→ EXERCISE REQUIREMENTS: Write out each record exactly as it stands. No pictures belong in the copy.

[[ RECORDS SUPPLIED open ]]

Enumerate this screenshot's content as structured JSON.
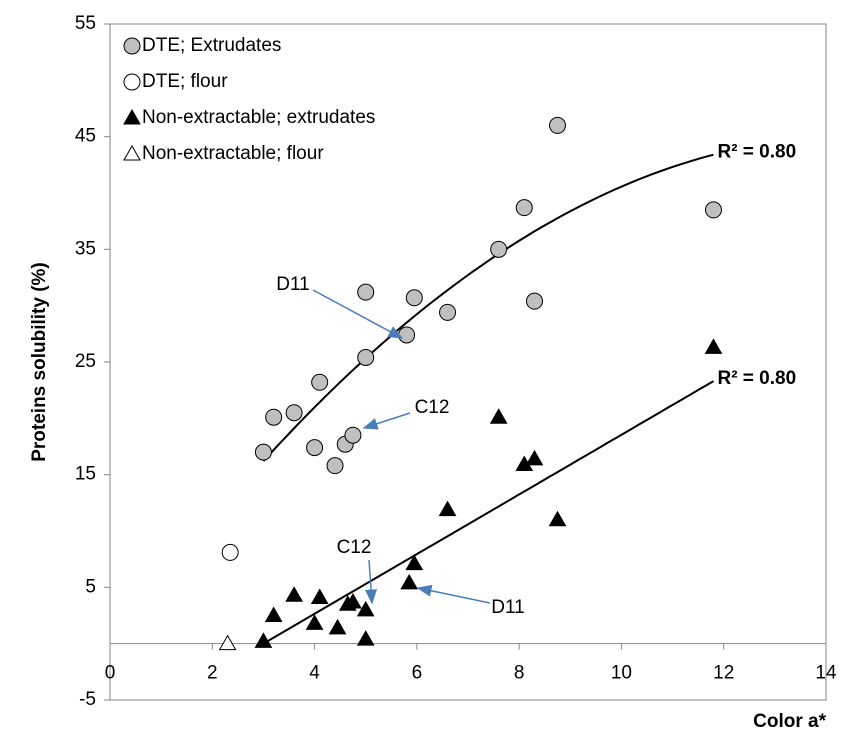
{
  "chart_data": {
    "type": "scatter",
    "xlabel": "Color a*",
    "ylabel": "Proteins solubility (%)",
    "xlim": [
      0,
      14
    ],
    "xticks": [
      0,
      2,
      4,
      6,
      8,
      10,
      12,
      14
    ],
    "ylim": [
      -5,
      55
    ],
    "yticks": [
      -5,
      5,
      15,
      25,
      35,
      45,
      55
    ],
    "legend": "top-left",
    "series": [
      {
        "name": "DTE; Extrudates",
        "marker": "circle",
        "color": "#bfbfbf",
        "x": [
          3.0,
          3.2,
          3.6,
          4.0,
          4.1,
          4.4,
          4.6,
          4.75,
          5.0,
          5.0,
          5.8,
          5.95,
          6.6,
          7.6,
          8.1,
          8.3,
          8.75,
          11.8
        ],
        "values": [
          17.0,
          20.1,
          20.5,
          17.4,
          23.2,
          15.8,
          17.7,
          18.5,
          25.4,
          31.2,
          27.4,
          30.7,
          29.4,
          35.0,
          38.7,
          30.4,
          46.0,
          38.5
        ]
      },
      {
        "name": "DTE; flour",
        "marker": "circle",
        "color": "#ffffff",
        "x": [
          2.35
        ],
        "values": [
          8.1
        ]
      },
      {
        "name": "Non-extractable; extrudates",
        "marker": "triangle",
        "color": "#000000",
        "x": [
          3.0,
          3.2,
          3.6,
          4.0,
          4.1,
          4.45,
          4.65,
          4.75,
          5.0,
          5.0,
          5.85,
          5.95,
          6.6,
          7.6,
          8.1,
          8.3,
          8.75,
          11.8
        ],
        "values": [
          0.2,
          2.5,
          4.3,
          1.8,
          4.1,
          1.4,
          3.5,
          3.7,
          3.0,
          0.4,
          5.4,
          7.1,
          11.9,
          20.1,
          15.9,
          16.4,
          11.0,
          26.3
        ]
      },
      {
        "name": "Non-extractable; flour",
        "marker": "triangle",
        "color": "#ffffff",
        "x": [
          2.3
        ],
        "values": [
          0
        ]
      }
    ],
    "trendlines": [
      {
        "label": "R² = 0.80",
        "coefficients": [
          -0.7365,
          6.295,
          -0.2165
        ],
        "xrange": [
          3.0,
          11.8
        ]
      },
      {
        "label": "R² = 0.80",
        "coefficients": [
          -7.94,
          2.648
        ],
        "xrange": [
          3.0,
          11.8
        ]
      }
    ],
    "annotations": [
      "D11",
      "C12",
      "C12",
      "D11"
    ]
  }
}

[[ RECORDS SUPPLIED closed ]]

→ TASK RESPONSE:
Enumerate this screenshot's content as structured JSON.
{
  "chart_data": {
    "type": "scatter",
    "xlabel": "Color a*",
    "ylabel": "Proteins solubility (%)",
    "xlim": [
      0,
      14
    ],
    "xticks": [
      0,
      2,
      4,
      6,
      8,
      10,
      12,
      14
    ],
    "ylim": [
      -5,
      55
    ],
    "yticks": [
      -5,
      5,
      15,
      25,
      35,
      45,
      55
    ],
    "legend": "top-left",
    "series": [
      {
        "name": "DTE; Extrudates",
        "marker": "circle",
        "color": "#bfbfbf",
        "x": [
          3.0,
          3.2,
          3.6,
          4.0,
          4.1,
          4.4,
          4.6,
          4.75,
          5.0,
          5.0,
          5.8,
          5.95,
          6.6,
          7.6,
          8.1,
          8.3,
          8.75,
          11.8
        ],
        "values": [
          17.0,
          20.1,
          20.5,
          17.4,
          23.2,
          15.8,
          17.7,
          18.5,
          25.4,
          31.2,
          27.4,
          30.7,
          29.4,
          35.0,
          38.7,
          30.4,
          46.0,
          38.5
        ]
      },
      {
        "name": "DTE; flour",
        "marker": "circle",
        "color": "#ffffff",
        "x": [
          2.35
        ],
        "values": [
          8.1
        ]
      },
      {
        "name": "Non-extractable; extrudates",
        "marker": "triangle",
        "color": "#000000",
        "x": [
          3.0,
          3.2,
          3.6,
          4.0,
          4.1,
          4.45,
          4.65,
          4.75,
          5.0,
          5.0,
          5.85,
          5.95,
          6.6,
          7.6,
          8.1,
          8.3,
          8.75,
          11.8
        ],
        "values": [
          0.2,
          2.5,
          4.3,
          1.8,
          4.1,
          1.4,
          3.5,
          3.7,
          3.0,
          0.4,
          5.4,
          7.1,
          11.9,
          20.1,
          15.9,
          16.4,
          11.0,
          26.3
        ]
      },
      {
        "name": "Non-extractable; flour",
        "marker": "triangle",
        "color": "#ffffff",
        "x": [
          2.3
        ],
        "values": [
          0
        ]
      }
    ],
    "trendlines": [
      {
        "label": "R² = 0.80",
        "coefficients": [
          -0.7365,
          6.295,
          -0.2165
        ],
        "xrange": [
          3.0,
          11.8
        ]
      },
      {
        "label": "R² = 0.80",
        "coefficients": [
          -7.94,
          2.648
        ],
        "xrange": [
          3.0,
          11.8
        ]
      }
    ],
    "annotations": [
      "D11",
      "C12",
      "C12",
      "D11"
    ]
  }
}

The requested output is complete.